◆ **GOAL OF THE EXERCISE**
Return all of the lines below exactly as they are.

◆ **INPUT RECORDS**

# # # # #

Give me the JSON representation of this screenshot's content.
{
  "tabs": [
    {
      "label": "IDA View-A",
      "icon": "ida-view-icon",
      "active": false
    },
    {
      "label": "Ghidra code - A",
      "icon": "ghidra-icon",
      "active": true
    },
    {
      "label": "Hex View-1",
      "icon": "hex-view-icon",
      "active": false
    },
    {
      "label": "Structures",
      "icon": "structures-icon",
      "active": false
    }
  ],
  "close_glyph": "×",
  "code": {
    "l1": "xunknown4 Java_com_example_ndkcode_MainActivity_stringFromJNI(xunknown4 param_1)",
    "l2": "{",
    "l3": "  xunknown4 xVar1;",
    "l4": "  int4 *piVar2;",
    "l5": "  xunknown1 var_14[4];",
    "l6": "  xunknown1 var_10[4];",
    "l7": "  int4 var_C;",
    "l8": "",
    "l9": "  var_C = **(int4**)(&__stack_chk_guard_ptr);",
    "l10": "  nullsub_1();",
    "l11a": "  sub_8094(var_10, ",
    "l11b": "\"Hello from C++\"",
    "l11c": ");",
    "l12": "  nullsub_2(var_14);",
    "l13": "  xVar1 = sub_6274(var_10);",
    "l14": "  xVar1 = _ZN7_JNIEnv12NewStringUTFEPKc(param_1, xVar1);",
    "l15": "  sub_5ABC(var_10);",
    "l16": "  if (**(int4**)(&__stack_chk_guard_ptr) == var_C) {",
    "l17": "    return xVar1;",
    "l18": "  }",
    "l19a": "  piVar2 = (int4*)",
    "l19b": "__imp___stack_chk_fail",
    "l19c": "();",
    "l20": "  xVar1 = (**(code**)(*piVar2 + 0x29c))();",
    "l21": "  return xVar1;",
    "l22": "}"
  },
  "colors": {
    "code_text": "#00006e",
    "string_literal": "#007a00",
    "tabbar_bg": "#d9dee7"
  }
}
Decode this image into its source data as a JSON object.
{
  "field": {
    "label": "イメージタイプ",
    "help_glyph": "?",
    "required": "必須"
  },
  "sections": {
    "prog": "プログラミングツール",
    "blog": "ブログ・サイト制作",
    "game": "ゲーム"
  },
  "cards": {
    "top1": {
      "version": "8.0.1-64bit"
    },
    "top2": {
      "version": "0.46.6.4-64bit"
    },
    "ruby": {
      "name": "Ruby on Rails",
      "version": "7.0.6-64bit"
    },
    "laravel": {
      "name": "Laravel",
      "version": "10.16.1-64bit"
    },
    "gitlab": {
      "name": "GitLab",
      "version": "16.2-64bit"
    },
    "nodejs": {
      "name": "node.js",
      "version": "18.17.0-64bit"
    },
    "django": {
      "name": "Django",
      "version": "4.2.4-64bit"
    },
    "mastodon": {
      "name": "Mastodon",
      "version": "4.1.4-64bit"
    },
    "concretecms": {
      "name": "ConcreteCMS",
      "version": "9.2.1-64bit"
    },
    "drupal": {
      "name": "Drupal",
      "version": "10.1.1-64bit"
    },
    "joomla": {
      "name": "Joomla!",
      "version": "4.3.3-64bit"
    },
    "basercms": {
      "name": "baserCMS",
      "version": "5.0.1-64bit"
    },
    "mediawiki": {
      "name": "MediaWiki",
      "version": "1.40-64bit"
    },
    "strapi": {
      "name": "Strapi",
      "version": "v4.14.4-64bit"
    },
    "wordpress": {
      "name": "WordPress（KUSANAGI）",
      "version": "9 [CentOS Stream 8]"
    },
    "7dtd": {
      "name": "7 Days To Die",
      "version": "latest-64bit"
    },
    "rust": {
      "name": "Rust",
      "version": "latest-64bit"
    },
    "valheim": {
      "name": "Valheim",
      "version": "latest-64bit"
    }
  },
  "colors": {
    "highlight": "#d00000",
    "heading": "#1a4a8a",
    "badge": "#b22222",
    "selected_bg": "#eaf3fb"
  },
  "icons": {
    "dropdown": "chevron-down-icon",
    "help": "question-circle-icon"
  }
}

# # # # #

◆ **REPLY**
Give me the JSON representation of this screenshot's content.
{
  "tabs": [
    {
      "label": "IDA View-A",
      "icon": "ida-view-icon",
      "active": false
    },
    {
      "label": "Ghidra code - A",
      "icon": "ghidra-icon",
      "active": true
    },
    {
      "label": "Hex View-1",
      "icon": "hex-view-icon",
      "active": false
    },
    {
      "label": "Structures",
      "icon": "structures-icon",
      "active": false
    }
  ],
  "close_glyph": "×",
  "code": {
    "l1": "xunknown4 Java_com_example_ndkcode_MainActivity_stringFromJNI(xunknown4 param_1)",
    "l2": "{",
    "l3": "  xunknown4 xVar1;",
    "l4": "  int4 *piVar2;",
    "l5": "  xunknown1 var_14[4];",
    "l6": "  xunknown1 var_10[4];",
    "l7": "  int4 var_C;",
    "l8": "",
    "l9": "  var_C = **(int4**)(&__stack_chk_guard_ptr);",
    "l10": "  nullsub_1();",
    "l11a": "  sub_8094(var_10, ",
    "l11b": "\"Hello from C++\"",
    "l11c": ");",
    "l12": "  nullsub_2(var_14);",
    "l13": "  xVar1 = sub_6274(var_10);",
    "l14": "  xVar1 = _ZN7_JNIEnv12NewStringUTFEPKc(param_1, xVar1);",
    "l15": "  sub_5ABC(var_10);",
    "l16": "  if (**(int4**)(&__stack_chk_guard_ptr) == var_C) {",
    "l17": "    return xVar1;",
    "l18": "  }",
    "l19a": "  piVar2 = (int4*)",
    "l19b": "__imp___stack_chk_fail",
    "l19c": "();",
    "l20": "  xVar1 = (**(code**)(*piVar2 + 0x29c))();",
    "l21": "  return xVar1;",
    "l22": "}"
  },
  "colors": {
    "code_text": "#00006e",
    "string_literal": "#007a00",
    "tabbar_bg": "#d9dee7"
  }
}
Decode this image into its source data as a JSON object.
{
  "field": {
    "label": "イメージタイプ",
    "help_glyph": "?",
    "required": "必須"
  },
  "sections": {
    "prog": "プログラミングツール",
    "blog": "ブログ・サイト制作",
    "game": "ゲーム"
  },
  "cards": {
    "top1": {
      "version": "8.0.1-64bit"
    },
    "top2": {
      "version": "0.46.6.4-64bit"
    },
    "ruby": {
      "name": "Ruby on Rails",
      "version": "7.0.6-64bit"
    },
    "laravel": {
      "name": "Laravel",
      "version": "10.16.1-64bit"
    },
    "gitlab": {
      "name": "GitLab",
      "version": "16.2-64bit"
    },
    "nodejs": {
      "name": "node.js",
      "version": "18.17.0-64bit"
    },
    "django": {
      "name": "Django",
      "version": "4.2.4-64bit"
    },
    "mastodon": {
      "name": "Mastodon",
      "version": "4.1.4-64bit"
    },
    "concretecms": {
      "name": "ConcreteCMS",
      "version": "9.2.1-64bit"
    },
    "drupal": {
      "name": "Drupal",
      "version": "10.1.1-64bit"
    },
    "joomla": {
      "name": "Joomla!",
      "version": "4.3.3-64bit"
    },
    "basercms": {
      "name": "baserCMS",
      "version": "5.0.1-64bit"
    },
    "mediawiki": {
      "name": "MediaWiki",
      "version": "1.40-64bit"
    },
    "strapi": {
      "name": "Strapi",
      "version": "v4.14.4-64bit"
    },
    "wordpress": {
      "name": "WordPress（KUSANAGI）",
      "version": "9 [CentOS Stream 8]"
    },
    "7dtd": {
      "name": "7 Days To Die",
      "version": "latest-64bit"
    },
    "rust": {
      "name": "Rust",
      "version": "latest-64bit"
    },
    "valheim": {
      "name": "Valheim",
      "version": "latest-64bit"
    }
  },
  "colors": {
    "highlight": "#d00000",
    "heading": "#1a4a8a",
    "badge": "#b22222",
    "selected_bg": "#eaf3fb"
  },
  "icons": {
    "dropdown": "chevron-down-icon",
    "help": "question-circle-icon"
  }
}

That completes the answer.